====== PROVIDED DATA ======
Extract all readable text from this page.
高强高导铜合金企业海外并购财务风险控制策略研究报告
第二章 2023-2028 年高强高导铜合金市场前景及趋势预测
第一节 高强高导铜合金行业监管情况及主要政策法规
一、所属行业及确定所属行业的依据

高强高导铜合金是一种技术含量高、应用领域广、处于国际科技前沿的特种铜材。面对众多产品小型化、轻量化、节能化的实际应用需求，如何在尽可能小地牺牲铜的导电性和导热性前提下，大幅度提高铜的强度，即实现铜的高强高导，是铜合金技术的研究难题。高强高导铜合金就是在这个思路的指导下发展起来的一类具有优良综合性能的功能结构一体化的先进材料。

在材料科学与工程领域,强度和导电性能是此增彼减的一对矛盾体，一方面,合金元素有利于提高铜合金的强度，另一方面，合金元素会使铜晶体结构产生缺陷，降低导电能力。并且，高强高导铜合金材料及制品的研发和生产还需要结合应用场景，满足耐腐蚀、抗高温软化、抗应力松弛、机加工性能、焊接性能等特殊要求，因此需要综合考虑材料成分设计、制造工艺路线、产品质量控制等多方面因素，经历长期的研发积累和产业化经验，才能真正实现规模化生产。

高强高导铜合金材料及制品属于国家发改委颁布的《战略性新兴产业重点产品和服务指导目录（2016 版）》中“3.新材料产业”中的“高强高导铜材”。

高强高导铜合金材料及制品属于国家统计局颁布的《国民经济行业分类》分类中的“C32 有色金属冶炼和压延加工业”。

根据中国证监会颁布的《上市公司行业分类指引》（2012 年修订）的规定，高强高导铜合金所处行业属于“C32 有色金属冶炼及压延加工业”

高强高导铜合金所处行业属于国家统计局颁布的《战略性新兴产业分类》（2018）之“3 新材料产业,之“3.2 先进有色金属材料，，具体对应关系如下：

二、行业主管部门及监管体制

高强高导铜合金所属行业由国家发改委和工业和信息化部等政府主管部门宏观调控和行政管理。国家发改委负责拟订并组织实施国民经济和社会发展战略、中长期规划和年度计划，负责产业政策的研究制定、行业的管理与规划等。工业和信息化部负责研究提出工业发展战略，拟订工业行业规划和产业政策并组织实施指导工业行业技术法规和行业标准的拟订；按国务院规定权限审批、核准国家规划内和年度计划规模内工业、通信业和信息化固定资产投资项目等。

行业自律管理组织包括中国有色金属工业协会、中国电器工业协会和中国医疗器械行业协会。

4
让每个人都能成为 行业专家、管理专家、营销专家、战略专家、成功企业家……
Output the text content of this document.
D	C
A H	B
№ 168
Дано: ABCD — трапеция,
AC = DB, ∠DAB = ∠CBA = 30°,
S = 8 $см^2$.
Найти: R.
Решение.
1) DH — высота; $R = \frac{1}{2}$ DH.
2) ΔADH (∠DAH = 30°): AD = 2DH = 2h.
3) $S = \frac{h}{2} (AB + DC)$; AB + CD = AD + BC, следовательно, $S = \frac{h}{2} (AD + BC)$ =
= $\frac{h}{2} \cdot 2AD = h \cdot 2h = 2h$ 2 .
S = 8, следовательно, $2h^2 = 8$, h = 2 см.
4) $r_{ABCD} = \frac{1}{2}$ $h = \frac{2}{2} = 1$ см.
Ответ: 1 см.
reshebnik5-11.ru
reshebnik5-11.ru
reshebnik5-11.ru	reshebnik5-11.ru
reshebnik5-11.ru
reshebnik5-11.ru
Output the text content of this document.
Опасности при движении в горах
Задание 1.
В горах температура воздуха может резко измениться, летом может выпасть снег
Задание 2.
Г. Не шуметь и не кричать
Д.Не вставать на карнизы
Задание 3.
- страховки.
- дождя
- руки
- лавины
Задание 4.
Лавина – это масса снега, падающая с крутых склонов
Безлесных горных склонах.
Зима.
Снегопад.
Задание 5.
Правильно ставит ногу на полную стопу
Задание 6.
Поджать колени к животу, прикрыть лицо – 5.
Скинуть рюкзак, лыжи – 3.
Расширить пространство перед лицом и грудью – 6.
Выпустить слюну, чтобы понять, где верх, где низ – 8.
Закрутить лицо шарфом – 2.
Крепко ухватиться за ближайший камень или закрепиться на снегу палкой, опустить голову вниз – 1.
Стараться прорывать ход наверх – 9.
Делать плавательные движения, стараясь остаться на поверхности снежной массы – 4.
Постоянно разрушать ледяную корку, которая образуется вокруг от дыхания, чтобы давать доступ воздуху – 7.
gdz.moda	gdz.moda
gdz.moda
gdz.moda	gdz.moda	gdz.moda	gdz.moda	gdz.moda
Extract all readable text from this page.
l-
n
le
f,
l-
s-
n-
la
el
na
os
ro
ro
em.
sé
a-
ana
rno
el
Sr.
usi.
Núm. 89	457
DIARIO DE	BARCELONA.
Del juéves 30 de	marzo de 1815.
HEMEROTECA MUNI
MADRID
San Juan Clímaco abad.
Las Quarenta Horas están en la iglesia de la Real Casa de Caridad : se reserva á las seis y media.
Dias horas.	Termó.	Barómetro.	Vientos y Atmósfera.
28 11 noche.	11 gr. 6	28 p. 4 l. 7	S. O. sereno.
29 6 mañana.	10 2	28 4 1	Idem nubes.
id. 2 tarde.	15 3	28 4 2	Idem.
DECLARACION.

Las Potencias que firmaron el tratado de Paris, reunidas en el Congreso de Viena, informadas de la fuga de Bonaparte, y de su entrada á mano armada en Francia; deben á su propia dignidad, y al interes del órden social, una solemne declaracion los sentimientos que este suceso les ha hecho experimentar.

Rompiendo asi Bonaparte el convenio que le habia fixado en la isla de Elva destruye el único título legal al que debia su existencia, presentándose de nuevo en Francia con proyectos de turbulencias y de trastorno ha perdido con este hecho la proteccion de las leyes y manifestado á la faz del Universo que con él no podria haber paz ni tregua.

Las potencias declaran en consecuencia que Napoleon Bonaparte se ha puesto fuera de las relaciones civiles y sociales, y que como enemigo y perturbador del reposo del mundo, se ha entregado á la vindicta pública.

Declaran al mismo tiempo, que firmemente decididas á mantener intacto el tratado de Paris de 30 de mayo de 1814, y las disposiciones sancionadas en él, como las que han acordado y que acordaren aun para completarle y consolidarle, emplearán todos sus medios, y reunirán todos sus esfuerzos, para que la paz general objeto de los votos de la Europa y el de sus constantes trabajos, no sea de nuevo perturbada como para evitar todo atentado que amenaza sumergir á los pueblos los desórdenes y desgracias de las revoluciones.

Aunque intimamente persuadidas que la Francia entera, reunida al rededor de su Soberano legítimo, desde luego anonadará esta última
======
TASK DESCRIPTION
Copy out all lines that carry the word "следовательно".

TASK SOLUTION
3) $S = \frac{h}{2} (AB + DC)$; AB + CD = AD + BC, следовательно, $S = \frac{h}{2} (AD + BC)$ =
S = 8, следовательно, $2h^2 = 8$, h = 2 см.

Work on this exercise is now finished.